Extract all of the entries and set them down verbatim.

(Data records)
========================================================================

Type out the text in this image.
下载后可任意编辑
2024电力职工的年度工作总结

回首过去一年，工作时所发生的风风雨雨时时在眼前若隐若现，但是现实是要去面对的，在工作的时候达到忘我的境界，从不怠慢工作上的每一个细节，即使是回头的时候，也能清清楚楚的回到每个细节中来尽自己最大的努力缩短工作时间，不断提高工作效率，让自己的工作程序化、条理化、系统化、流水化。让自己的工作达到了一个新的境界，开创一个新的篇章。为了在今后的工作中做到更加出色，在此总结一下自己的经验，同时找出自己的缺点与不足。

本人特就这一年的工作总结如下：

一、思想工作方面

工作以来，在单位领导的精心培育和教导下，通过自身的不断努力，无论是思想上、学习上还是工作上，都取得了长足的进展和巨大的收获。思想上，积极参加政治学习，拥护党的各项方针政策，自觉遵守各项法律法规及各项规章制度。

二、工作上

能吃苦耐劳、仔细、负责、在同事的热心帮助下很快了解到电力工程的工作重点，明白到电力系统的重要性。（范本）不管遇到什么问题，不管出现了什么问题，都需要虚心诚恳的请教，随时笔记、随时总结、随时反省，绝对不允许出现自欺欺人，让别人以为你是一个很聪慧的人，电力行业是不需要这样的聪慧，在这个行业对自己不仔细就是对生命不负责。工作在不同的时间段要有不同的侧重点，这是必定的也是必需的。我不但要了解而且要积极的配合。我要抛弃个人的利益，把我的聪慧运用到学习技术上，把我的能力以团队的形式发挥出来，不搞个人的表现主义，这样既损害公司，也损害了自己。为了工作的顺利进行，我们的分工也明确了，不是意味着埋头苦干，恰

========================================================================

> **THE REPLY**
Type out the text in this image.
下载后可任意编辑
2024电力职工的年度工作总结

回首过去一年，工作时所发生的风风雨雨时时在眼前若隐若现，但是现实是要去面对的，在工作的时候达到忘我的境界，从不怠慢工作上的每一个细节，即使是回头的时候，也能清清楚楚的回到每个细节中来尽自己最大的努力缩短工作时间，不断提高工作效率，让自己的工作程序化、条理化、系统化、流水化。让自己的工作达到了一个新的境界，开创一个新的篇章。为了在今后的工作中做到更加出色，在此总结一下自己的经验，同时找出自己的缺点与不足。

本人特就这一年的工作总结如下：

一、思想工作方面

工作以来，在单位领导的精心培育和教导下，通过自身的不断努力，无论是思想上、学习上还是工作上，都取得了长足的进展和巨大的收获。思想上，积极参加政治学习，拥护党的各项方针政策，自觉遵守各项法律法规及各项规章制度。

二、工作上

能吃苦耐劳、仔细、负责、在同事的热心帮助下很快了解到电力工程的工作重点，明白到电力系统的重要性。（范本）不管遇到什么问题，不管出现了什么问题，都需要虚心诚恳的请教，随时笔记、随时总结、随时反省，绝对不允许出现自欺欺人，让别人以为你是一个很聪慧的人，电力行业是不需要这样的聪慧，在这个行业对自己不仔细就是对生命不负责。工作在不同的时间段要有不同的侧重点，这是必定的也是必需的。我不但要了解而且要积极的配合。我要抛弃个人的利益，把我的聪慧运用到学习技术上，把我的能力以团队的形式发挥出来，不搞个人的表现主义，这样既损害公司，也损害了自己。为了工作的顺利进行，我们的分工也明确了，不是意味着埋头苦干，恰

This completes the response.